■ AIM:
Select each line where the word "Alarm" appears.

** start **

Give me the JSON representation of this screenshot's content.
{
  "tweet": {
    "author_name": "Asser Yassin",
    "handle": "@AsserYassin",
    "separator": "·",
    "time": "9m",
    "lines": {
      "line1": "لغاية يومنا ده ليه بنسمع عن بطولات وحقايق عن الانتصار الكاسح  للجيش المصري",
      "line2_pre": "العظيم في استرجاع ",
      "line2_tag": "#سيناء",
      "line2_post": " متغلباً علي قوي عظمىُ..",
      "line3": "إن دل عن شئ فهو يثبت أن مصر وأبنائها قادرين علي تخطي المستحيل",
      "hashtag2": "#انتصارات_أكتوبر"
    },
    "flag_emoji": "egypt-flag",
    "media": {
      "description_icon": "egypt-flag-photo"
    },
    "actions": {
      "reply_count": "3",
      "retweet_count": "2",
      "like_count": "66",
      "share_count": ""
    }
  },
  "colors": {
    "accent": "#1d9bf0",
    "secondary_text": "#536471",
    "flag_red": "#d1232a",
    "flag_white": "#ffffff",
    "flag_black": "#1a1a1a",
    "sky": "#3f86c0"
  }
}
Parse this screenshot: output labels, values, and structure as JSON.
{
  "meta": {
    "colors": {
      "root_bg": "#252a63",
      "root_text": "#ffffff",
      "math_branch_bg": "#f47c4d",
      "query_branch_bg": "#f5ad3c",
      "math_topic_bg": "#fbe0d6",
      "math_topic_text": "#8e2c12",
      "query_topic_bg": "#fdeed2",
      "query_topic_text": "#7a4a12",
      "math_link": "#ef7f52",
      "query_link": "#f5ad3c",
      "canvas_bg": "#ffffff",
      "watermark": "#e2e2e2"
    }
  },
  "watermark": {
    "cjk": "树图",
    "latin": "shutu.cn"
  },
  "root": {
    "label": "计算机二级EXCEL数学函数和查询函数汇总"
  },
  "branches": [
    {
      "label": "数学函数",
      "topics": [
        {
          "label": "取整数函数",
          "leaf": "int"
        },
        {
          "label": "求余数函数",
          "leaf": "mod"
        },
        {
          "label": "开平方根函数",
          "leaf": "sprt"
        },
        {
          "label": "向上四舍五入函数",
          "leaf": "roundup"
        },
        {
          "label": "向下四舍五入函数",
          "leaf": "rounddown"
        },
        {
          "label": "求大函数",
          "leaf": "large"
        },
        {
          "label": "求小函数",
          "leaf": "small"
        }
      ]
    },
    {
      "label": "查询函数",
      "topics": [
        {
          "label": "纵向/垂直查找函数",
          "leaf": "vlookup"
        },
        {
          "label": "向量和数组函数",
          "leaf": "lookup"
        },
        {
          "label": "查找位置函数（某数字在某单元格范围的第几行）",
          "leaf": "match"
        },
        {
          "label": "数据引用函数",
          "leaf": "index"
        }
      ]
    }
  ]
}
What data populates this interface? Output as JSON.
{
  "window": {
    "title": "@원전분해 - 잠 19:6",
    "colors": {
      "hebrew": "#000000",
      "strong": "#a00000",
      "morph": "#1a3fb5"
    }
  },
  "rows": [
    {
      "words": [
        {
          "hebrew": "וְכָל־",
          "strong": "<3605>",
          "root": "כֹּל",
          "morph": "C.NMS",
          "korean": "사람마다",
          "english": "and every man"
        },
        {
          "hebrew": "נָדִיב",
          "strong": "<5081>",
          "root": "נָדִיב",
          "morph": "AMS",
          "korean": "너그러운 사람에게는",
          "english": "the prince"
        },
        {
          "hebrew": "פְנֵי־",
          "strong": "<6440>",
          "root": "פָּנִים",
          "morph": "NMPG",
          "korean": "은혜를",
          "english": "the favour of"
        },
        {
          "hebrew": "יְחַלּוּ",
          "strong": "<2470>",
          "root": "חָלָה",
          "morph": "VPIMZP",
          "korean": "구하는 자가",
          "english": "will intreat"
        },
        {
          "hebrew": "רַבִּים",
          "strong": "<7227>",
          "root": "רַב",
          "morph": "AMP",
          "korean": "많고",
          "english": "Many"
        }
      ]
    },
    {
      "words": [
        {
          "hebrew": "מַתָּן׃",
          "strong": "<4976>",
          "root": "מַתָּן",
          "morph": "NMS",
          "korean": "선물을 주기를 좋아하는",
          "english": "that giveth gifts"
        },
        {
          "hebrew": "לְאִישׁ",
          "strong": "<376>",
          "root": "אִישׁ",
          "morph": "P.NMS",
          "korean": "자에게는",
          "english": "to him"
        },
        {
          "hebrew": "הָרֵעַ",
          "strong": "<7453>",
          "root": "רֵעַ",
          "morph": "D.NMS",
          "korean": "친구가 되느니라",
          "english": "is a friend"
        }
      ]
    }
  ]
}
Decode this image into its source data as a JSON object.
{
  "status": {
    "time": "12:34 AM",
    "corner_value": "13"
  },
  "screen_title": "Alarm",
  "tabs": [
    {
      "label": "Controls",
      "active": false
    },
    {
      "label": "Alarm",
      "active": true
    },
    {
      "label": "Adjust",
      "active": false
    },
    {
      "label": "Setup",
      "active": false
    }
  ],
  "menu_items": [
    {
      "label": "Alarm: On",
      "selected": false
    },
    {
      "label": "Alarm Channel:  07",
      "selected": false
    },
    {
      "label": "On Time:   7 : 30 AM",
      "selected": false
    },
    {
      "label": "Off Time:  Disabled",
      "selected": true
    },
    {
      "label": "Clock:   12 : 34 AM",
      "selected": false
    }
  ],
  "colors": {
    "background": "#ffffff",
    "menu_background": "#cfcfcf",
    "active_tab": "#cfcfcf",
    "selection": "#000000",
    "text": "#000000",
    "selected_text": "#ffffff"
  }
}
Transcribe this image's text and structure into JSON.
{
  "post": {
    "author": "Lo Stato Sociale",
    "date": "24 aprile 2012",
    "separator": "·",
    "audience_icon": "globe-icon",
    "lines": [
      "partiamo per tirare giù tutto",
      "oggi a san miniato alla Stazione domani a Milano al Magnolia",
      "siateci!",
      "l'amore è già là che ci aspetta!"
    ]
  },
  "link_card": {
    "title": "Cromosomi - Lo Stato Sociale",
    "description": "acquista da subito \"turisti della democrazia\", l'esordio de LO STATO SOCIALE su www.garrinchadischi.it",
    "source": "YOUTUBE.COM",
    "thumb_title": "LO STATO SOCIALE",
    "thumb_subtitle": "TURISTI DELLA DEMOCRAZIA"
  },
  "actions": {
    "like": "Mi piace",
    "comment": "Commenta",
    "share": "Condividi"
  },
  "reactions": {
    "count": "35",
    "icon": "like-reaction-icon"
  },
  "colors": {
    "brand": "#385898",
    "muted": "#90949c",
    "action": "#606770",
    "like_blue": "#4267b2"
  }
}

** end **

■ FINAL RESULT:
  "screen_title": "Alarm",
      "label": "Alarm",
      "label": "Alarm: On",
      "label": "Alarm Channel:  07",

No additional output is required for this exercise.